Re: [sqlite] Min/Max and skip-scan optimizations

Gerlando Falauto Sat, 02 Feb 2019 14:20:23 -0800

Hi,
it's me again, struggling with indices once again.
What I'm now trying to do is filter on source1 and by range of timestamp.
Results should be naturally ordered by source1, source2,ts.


1)

SELECT source1, source2, ts, value
FROM rolling
WHERE source1 = 'aaa'
AND ts > 1 AND ts < 10;

QUERY PLAN
`--SEARCH TABLE rolling USING INDEX sources (ANY(source1) AND ANY(source2)
AND ts>? AND ts<?)

This looks pretty OK on the sample dataset.
For some reason though this doesn't really work like that with the real
dataset (which has an extra index on ts only),
and that seems to kick in instead of the real index.

■ To be done
[A] From the SQLite forum post, copy word for word the passage from "This looks pretty" up to and including "the real index.".
[B] Answer these questions using the SQLite forum post:
(i) Which two things does the poster want to filter on?
(ii) Which table does the query select from?
(iii) What extra index does the real dataset have?
[C] According to the SQLite forum post, why does the query not work on the real dataset the way it does on the sample dataset?

■ Record excerpts
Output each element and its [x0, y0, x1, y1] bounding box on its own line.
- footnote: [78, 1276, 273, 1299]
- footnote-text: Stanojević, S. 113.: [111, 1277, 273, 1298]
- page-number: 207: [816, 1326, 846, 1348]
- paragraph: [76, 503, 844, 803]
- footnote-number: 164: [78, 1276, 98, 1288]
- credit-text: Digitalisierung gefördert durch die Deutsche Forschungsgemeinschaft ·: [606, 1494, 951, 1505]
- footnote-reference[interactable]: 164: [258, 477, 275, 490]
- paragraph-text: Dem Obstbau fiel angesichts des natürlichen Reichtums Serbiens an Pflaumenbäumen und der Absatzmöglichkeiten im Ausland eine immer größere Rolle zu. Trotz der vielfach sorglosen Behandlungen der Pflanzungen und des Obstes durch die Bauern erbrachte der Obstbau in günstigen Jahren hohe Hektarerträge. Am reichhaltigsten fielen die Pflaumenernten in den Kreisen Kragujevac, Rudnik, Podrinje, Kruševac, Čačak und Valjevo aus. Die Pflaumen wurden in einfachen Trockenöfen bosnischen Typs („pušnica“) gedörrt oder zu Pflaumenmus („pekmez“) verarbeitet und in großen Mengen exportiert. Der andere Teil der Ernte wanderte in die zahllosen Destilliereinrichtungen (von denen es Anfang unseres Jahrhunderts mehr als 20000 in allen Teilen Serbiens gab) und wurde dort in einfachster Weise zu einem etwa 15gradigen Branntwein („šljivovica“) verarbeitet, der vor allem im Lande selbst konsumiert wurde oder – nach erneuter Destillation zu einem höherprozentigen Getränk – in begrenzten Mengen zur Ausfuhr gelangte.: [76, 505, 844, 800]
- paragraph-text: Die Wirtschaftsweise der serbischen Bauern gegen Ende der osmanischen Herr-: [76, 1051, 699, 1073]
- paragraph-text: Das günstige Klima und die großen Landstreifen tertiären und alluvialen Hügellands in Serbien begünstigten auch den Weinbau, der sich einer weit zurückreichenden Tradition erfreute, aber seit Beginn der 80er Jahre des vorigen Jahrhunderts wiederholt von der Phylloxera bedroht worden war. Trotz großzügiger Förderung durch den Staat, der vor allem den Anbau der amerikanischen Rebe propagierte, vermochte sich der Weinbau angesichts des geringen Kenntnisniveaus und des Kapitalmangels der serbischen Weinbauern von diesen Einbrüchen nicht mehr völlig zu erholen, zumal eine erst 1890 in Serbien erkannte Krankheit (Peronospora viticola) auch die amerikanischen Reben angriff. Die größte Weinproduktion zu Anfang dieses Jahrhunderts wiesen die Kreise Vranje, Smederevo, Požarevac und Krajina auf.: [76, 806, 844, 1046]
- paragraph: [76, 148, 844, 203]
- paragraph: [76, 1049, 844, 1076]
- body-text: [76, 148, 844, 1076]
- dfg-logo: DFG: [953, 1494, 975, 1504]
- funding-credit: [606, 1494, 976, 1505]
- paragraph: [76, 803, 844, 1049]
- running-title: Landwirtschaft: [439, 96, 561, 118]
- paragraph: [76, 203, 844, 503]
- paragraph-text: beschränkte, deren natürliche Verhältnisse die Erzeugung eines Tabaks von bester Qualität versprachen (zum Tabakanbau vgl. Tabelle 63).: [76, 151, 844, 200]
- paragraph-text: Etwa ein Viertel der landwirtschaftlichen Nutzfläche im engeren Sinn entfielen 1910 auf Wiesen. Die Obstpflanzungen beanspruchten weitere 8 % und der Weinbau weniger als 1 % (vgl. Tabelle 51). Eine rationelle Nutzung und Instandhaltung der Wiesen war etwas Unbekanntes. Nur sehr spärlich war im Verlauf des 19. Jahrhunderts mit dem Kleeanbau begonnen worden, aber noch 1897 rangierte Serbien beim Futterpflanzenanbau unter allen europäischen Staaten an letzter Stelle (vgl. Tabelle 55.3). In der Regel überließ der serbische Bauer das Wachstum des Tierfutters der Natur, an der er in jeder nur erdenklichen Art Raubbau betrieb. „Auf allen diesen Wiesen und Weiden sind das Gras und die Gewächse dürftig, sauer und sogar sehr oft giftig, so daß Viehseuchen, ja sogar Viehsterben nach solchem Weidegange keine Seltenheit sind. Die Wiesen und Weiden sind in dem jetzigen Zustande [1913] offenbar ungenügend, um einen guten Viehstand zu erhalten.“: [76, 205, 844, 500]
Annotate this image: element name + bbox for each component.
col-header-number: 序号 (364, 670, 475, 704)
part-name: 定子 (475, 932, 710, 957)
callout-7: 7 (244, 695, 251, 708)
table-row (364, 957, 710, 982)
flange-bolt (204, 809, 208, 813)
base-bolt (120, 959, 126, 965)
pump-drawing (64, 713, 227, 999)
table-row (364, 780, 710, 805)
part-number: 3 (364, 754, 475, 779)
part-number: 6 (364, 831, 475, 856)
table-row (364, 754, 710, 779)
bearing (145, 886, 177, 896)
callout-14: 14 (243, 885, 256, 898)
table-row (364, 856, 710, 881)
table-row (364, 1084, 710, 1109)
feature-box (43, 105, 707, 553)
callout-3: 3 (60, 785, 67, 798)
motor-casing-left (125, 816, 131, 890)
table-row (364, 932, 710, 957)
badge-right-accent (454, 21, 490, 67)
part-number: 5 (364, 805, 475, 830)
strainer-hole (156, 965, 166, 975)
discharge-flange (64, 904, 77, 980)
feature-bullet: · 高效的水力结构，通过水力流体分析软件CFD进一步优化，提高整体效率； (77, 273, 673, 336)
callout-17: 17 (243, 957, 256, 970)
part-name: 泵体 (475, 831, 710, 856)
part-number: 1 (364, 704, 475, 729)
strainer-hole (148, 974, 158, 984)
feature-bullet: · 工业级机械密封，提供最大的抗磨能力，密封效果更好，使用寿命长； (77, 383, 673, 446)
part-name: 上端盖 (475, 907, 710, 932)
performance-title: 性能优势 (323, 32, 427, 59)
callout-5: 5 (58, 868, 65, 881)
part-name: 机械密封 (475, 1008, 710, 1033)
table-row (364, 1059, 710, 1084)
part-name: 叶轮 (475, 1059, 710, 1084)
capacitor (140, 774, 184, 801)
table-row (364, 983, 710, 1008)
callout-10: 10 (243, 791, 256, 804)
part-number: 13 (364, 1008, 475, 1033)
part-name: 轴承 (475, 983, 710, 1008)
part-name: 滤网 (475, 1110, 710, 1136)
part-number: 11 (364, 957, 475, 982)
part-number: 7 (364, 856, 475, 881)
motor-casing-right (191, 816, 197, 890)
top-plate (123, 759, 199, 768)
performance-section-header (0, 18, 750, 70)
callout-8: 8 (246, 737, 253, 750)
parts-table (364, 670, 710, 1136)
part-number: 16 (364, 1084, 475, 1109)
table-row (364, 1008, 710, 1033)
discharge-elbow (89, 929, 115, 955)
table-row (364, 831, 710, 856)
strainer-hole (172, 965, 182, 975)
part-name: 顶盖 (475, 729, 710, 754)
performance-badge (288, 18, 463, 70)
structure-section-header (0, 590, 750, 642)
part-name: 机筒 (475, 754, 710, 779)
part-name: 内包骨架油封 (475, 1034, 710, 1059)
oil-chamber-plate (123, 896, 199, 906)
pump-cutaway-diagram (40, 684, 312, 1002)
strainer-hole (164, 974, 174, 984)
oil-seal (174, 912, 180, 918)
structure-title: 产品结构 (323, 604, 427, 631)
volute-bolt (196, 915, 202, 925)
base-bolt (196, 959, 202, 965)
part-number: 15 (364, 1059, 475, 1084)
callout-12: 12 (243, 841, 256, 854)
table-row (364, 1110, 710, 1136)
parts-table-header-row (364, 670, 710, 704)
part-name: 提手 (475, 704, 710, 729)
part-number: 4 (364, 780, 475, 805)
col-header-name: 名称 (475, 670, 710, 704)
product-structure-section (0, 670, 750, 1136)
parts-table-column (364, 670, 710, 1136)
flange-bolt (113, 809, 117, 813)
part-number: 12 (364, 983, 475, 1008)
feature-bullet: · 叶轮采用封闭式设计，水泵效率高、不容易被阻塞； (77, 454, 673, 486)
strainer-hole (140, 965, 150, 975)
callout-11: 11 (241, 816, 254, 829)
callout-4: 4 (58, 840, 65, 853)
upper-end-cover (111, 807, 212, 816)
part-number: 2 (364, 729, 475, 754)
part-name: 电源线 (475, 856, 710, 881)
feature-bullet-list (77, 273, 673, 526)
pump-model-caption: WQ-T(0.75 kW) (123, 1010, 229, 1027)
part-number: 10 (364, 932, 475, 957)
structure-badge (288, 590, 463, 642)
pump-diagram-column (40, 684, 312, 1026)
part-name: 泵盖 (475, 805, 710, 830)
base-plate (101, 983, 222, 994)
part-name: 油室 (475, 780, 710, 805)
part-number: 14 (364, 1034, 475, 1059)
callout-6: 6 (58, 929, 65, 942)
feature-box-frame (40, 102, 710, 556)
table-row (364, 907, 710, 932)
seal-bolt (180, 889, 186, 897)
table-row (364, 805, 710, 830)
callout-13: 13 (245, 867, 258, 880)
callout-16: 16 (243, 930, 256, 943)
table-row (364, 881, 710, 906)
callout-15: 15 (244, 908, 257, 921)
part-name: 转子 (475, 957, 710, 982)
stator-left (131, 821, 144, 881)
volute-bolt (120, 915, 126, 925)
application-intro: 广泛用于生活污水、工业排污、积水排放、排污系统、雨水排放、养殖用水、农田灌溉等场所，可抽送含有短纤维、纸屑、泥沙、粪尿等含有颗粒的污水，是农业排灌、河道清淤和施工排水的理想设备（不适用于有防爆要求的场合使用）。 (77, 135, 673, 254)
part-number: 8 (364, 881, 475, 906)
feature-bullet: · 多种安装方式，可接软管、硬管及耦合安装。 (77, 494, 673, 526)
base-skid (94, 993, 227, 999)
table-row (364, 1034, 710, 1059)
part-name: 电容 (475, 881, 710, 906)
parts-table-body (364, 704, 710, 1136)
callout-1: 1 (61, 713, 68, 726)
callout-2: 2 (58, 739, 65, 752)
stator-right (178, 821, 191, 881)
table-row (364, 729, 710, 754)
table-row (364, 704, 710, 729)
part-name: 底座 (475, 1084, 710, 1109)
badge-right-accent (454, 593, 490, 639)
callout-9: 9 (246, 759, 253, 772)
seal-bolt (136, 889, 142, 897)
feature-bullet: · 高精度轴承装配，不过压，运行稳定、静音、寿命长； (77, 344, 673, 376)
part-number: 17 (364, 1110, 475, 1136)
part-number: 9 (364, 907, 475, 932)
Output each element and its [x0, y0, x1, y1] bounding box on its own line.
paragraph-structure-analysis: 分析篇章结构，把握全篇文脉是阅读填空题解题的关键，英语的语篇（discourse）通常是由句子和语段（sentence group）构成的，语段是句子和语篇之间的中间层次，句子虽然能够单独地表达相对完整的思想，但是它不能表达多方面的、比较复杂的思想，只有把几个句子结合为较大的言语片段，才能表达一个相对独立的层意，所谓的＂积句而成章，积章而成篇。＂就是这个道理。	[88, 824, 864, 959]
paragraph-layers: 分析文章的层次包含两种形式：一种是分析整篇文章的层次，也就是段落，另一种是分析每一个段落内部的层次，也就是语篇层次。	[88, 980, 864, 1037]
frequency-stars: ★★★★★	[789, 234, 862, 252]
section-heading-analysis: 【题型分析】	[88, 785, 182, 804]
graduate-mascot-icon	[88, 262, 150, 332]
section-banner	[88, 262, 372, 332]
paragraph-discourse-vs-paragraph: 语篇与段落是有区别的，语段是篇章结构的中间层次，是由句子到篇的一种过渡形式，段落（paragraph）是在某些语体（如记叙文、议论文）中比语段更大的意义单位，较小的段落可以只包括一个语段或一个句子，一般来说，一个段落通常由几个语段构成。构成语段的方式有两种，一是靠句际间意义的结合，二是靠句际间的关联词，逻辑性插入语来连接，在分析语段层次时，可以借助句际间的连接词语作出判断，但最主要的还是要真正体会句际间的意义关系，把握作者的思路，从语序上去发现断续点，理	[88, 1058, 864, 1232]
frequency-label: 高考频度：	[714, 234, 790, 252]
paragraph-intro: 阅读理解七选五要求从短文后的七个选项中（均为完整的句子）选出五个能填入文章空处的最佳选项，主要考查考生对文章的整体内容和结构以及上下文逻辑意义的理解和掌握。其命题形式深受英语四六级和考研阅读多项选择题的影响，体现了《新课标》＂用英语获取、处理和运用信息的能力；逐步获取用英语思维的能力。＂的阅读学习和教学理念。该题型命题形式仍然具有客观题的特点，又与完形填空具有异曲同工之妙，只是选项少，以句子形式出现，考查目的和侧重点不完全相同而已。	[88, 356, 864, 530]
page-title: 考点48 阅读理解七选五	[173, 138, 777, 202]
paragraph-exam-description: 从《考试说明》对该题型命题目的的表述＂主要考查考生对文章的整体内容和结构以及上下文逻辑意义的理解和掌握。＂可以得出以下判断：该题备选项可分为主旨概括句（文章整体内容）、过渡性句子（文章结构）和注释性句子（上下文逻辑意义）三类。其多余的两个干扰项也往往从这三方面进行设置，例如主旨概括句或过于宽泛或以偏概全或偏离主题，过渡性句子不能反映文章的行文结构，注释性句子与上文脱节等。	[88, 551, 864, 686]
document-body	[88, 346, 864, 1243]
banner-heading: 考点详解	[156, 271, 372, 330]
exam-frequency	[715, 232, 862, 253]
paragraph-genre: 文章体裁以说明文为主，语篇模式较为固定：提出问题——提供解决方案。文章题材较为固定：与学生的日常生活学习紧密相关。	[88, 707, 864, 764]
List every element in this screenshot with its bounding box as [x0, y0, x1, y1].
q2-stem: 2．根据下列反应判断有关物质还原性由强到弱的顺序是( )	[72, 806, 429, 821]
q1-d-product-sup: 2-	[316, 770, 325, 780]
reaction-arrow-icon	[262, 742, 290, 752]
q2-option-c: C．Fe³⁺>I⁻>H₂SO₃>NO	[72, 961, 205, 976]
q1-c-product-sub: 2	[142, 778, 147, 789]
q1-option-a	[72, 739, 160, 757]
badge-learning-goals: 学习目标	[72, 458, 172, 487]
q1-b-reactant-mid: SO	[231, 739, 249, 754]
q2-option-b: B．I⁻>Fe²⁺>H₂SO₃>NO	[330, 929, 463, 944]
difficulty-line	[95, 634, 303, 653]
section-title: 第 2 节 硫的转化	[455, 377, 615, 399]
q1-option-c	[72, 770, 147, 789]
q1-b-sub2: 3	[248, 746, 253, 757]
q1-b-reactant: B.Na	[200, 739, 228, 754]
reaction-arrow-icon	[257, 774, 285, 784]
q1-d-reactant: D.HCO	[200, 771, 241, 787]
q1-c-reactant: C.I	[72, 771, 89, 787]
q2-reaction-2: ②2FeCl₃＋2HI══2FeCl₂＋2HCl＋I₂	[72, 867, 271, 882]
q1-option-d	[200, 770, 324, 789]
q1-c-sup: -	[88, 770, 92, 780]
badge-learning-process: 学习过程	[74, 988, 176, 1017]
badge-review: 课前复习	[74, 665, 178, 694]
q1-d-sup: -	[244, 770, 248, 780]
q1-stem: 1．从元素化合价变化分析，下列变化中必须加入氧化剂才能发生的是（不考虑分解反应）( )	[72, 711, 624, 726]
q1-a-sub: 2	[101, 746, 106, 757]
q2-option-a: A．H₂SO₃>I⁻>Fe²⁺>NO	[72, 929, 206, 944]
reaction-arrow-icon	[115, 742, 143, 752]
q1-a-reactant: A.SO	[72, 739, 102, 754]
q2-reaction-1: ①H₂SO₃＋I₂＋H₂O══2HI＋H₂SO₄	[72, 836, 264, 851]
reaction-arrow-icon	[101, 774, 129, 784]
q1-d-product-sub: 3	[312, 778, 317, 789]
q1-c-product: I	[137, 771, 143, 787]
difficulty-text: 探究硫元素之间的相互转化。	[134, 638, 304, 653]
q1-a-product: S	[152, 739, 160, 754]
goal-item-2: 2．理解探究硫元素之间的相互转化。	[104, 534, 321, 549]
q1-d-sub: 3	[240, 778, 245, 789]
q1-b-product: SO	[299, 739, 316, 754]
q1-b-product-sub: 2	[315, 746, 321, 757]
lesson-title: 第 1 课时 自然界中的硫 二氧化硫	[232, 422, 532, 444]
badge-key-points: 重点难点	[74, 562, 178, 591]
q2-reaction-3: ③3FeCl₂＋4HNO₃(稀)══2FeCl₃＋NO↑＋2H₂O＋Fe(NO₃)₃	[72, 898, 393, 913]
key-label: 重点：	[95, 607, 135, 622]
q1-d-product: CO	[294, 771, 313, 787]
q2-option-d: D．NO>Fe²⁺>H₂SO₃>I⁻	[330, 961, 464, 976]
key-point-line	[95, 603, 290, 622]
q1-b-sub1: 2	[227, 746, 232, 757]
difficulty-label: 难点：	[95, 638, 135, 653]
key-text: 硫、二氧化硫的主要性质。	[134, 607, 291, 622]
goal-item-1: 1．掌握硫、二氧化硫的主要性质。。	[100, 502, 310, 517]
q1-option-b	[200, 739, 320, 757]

■ Answer set
[A]
This looks pretty OK on the sample dataset.
For some reason though this doesn't really work like that with the real
dataset (which has an extra index on ts only),
and that seems to kick in instead of the real index.

[B]
(i) source1 and a range of timestamp
(ii) rolling
(iii) An index on ts only

[C] The real dataset has an extra index on ts only. That index seems to kick in instead of the real index.